#### Data listing

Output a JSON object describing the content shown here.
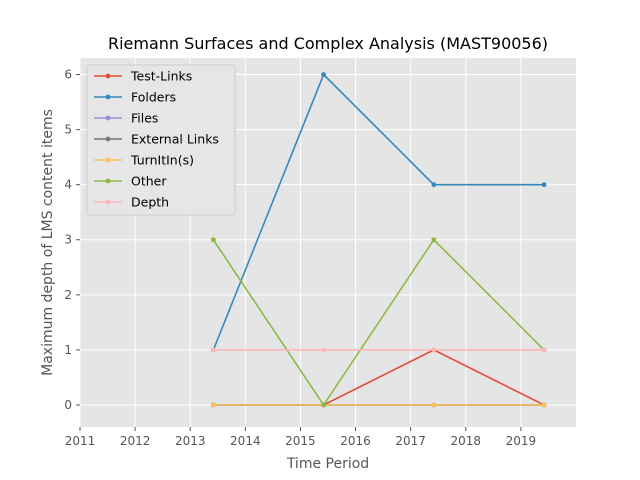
{
  "chart_data": {
    "type": "line",
    "title": "Riemann Surfaces and Complex Analysis (MAST90056)",
    "xlabel": "Time Period",
    "ylabel": "Maximum depth of LMS content items",
    "xlim": [
      2011,
      2020
    ],
    "ylim": [
      -0.4,
      6.3
    ],
    "xticks": [
      "2011",
      "2012",
      "2013",
      "2014",
      "2015",
      "2016",
      "2017",
      "2018",
      "2019"
    ],
    "yticks": [
      "0",
      "1",
      "2",
      "3",
      "4",
      "5",
      "6"
    ],
    "grid": true,
    "legend_position": "upper-left",
    "x": [
      2013.42,
      2015.42,
      2017.42,
      2019.42
    ],
    "series": [
      {
        "name": "Test-Links",
        "color": "#E24A33",
        "values": [
          0,
          0,
          1,
          0
        ]
      },
      {
        "name": "Folders",
        "color": "#348ABD",
        "values": [
          1,
          6,
          4,
          4
        ]
      },
      {
        "name": "Files",
        "color": "#988ED5",
        "values": [
          0,
          0,
          0,
          0
        ]
      },
      {
        "name": "External Links",
        "color": "#777777",
        "values": [
          0,
          0,
          0,
          0
        ]
      },
      {
        "name": "TurnItIn(s)",
        "color": "#FBC15E",
        "values": [
          0,
          0,
          0,
          0
        ]
      },
      {
        "name": "Other",
        "color": "#8EBA42",
        "values": [
          3,
          0,
          3,
          1
        ]
      },
      {
        "name": "Depth",
        "color": "#FFB5B8",
        "values": [
          1,
          1,
          1,
          1
        ]
      }
    ]
  }
}
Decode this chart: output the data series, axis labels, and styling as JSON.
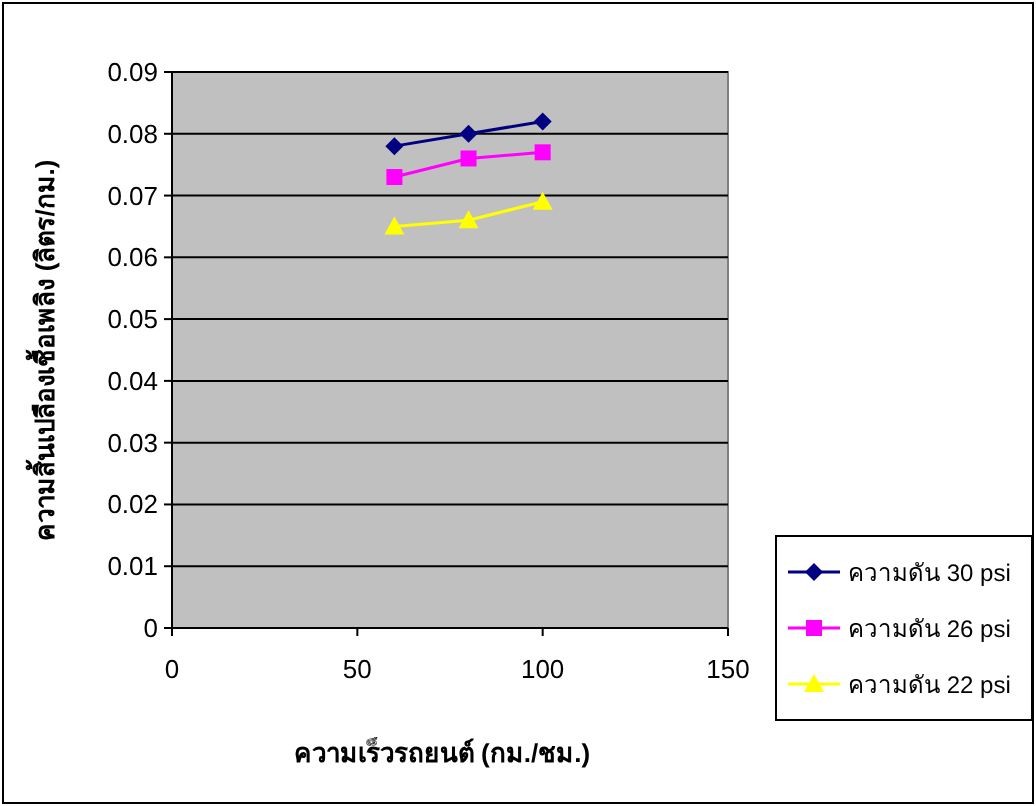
{
  "chart_data": {
    "type": "line",
    "xlabel": "ความเร็วรถยนต์ (กม./ชม.)",
    "ylabel": "ความสิ้นเปลืองเชื้อเพลิง (ลิตร/กม.)",
    "xlim": [
      0,
      150
    ],
    "xticks": [
      0,
      50,
      100,
      150
    ],
    "ylim": [
      0,
      0.09
    ],
    "yticks": [
      0,
      0.01,
      0.02,
      0.03,
      0.04,
      0.05,
      0.06,
      0.07,
      0.08,
      0.09
    ],
    "grid": "y",
    "legend": "right",
    "line_style": "solid",
    "series": [
      {
        "name": "ความดัน 30 psi",
        "color": "#000080",
        "marker": "diamond",
        "x": [
          60,
          80,
          100
        ],
        "values": [
          0.078,
          0.08,
          0.082
        ]
      },
      {
        "name": "ความดัน 26 psi",
        "color": "#ff00ff",
        "marker": "square",
        "x": [
          60,
          80,
          100
        ],
        "values": [
          0.073,
          0.076,
          0.077
        ]
      },
      {
        "name": "ความดัน 22 psi",
        "color": "#ffff00",
        "marker": "triangle",
        "x": [
          60,
          80,
          100
        ],
        "values": [
          0.065,
          0.066,
          0.069
        ]
      }
    ]
  }
}
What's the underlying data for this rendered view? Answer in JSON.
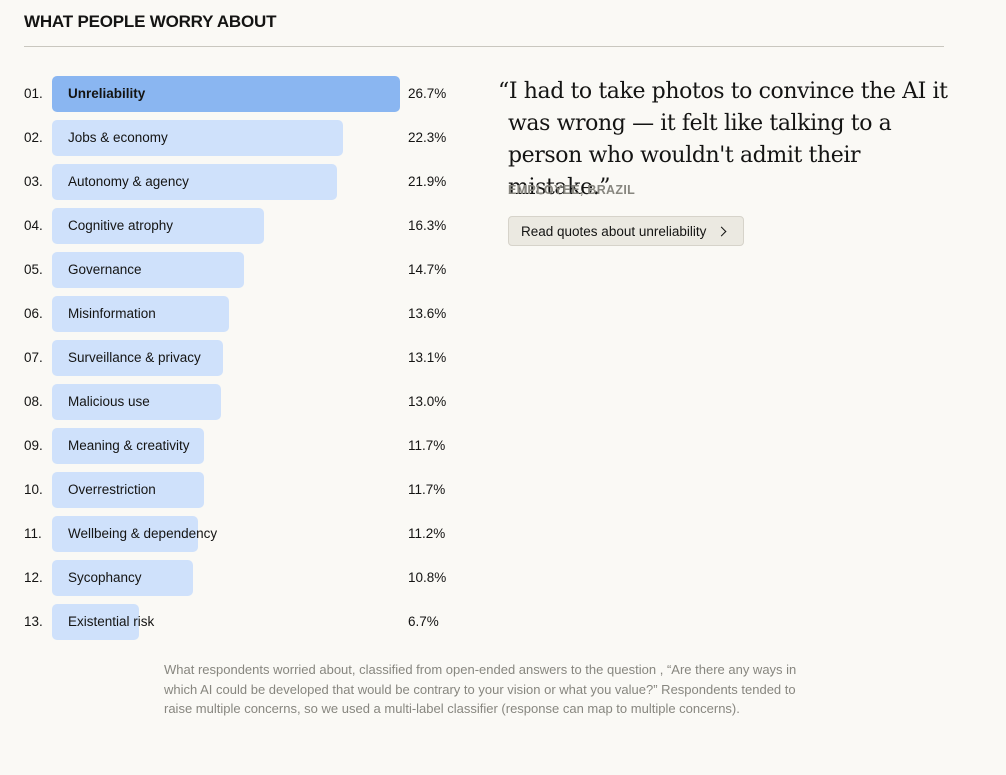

#### Task objective
Please list every line of the records that contains "marker".

#### Task output
        "marker": "diamond",
        "marker": "square",
        "marker": "triangle",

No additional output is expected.